DIRECTIONS FOR THIS TASK: List each line in which the string "Chants" appears.

>> start DATA ROWS

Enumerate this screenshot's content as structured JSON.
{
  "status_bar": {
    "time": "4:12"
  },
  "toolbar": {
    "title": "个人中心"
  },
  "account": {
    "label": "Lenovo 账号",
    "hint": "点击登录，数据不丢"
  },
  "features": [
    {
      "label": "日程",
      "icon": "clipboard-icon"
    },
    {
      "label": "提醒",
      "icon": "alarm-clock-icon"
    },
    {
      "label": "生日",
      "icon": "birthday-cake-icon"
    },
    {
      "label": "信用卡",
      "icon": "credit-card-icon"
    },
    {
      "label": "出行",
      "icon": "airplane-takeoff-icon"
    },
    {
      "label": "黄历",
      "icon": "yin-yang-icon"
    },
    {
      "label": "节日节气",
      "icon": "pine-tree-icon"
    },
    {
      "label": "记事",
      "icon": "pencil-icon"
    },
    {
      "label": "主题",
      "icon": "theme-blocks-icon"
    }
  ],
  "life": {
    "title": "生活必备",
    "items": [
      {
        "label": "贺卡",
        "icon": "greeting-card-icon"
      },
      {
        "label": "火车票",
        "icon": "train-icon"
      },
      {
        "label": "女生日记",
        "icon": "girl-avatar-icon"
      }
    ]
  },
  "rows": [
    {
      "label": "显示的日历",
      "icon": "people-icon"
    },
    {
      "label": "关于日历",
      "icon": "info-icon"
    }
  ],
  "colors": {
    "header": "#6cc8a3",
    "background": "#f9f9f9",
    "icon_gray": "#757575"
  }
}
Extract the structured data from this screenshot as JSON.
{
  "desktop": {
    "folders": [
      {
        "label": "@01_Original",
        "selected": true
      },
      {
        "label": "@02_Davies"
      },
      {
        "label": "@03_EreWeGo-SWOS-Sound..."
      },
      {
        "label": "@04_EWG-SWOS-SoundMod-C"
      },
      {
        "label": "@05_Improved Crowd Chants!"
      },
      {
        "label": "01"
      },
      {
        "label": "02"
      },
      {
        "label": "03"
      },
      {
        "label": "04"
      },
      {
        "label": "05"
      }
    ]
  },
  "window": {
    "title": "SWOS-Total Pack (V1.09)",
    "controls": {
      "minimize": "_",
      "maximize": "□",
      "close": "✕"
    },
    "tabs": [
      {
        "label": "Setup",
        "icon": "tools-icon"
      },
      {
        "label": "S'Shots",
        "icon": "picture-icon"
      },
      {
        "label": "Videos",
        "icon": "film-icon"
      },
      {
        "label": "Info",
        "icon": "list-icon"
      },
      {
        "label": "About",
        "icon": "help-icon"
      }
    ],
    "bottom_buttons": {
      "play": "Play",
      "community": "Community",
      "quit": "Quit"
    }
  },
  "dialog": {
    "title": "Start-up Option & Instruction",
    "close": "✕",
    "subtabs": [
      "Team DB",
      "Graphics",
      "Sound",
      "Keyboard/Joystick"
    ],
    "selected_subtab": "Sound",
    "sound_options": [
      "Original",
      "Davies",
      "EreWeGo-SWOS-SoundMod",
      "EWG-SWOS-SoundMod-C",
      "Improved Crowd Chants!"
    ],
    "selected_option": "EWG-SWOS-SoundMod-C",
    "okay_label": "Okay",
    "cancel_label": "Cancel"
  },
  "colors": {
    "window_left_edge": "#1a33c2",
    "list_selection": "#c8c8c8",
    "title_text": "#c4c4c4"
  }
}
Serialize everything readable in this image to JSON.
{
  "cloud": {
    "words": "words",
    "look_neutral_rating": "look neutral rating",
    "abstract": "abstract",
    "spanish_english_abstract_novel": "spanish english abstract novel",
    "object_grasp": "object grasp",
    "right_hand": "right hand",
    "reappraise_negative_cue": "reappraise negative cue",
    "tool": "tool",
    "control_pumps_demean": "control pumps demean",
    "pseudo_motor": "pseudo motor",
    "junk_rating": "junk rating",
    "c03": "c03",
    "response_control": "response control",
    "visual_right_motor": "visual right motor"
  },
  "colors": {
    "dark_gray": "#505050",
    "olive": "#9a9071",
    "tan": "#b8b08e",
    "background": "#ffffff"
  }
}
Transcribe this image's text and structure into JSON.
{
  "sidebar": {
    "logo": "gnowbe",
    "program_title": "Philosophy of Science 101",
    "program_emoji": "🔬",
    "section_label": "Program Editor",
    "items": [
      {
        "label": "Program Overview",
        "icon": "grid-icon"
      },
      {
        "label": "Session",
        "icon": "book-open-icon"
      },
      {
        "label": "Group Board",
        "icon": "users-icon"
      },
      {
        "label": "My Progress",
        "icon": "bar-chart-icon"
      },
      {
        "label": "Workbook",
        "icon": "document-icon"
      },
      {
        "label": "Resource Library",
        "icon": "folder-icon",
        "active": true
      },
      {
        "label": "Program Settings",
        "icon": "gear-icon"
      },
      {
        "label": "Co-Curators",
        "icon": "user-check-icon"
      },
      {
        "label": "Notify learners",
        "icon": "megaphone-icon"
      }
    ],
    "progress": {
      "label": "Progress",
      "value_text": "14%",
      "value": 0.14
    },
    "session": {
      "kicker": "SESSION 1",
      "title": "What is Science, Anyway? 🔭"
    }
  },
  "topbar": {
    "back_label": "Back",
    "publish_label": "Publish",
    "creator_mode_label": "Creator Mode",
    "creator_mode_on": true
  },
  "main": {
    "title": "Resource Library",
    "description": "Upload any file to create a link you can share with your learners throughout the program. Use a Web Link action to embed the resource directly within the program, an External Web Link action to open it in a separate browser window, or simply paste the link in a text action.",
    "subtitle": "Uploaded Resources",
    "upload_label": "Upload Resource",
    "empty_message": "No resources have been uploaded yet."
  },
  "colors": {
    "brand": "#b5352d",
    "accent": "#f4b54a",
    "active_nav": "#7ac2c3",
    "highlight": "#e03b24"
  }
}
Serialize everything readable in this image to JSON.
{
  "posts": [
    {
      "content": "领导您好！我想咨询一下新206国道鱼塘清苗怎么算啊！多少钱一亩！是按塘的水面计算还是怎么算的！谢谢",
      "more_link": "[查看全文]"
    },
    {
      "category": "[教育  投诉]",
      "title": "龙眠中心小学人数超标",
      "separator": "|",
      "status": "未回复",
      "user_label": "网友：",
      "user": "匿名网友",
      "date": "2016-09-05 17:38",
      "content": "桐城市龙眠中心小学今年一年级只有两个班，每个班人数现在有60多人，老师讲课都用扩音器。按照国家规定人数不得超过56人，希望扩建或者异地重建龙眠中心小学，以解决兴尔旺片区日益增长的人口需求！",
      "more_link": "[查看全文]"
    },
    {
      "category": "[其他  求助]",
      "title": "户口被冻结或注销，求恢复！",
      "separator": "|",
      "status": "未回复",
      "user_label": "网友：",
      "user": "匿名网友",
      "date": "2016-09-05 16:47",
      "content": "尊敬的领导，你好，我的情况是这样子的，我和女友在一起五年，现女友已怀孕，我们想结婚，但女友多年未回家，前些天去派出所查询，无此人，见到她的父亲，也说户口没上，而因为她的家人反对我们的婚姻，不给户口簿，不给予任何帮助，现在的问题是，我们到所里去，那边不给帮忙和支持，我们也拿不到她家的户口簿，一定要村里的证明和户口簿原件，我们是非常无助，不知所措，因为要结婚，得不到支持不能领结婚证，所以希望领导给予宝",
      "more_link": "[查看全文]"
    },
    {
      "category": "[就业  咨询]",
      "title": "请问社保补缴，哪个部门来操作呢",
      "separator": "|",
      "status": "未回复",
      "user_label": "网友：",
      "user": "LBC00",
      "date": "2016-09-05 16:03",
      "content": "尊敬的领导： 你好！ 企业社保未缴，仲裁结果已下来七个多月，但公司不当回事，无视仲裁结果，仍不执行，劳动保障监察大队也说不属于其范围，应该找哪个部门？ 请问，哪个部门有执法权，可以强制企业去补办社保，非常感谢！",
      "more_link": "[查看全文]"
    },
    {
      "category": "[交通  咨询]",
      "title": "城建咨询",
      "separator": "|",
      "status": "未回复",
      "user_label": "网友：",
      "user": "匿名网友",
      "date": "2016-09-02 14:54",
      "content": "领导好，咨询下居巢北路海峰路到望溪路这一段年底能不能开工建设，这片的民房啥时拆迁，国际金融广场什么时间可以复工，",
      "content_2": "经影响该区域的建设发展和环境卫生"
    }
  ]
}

>> end DATA ROWS

FULL SOLUTION:
        "label": "@05_Improved Crowd Chants!"
      "Improved Crowd Chants!"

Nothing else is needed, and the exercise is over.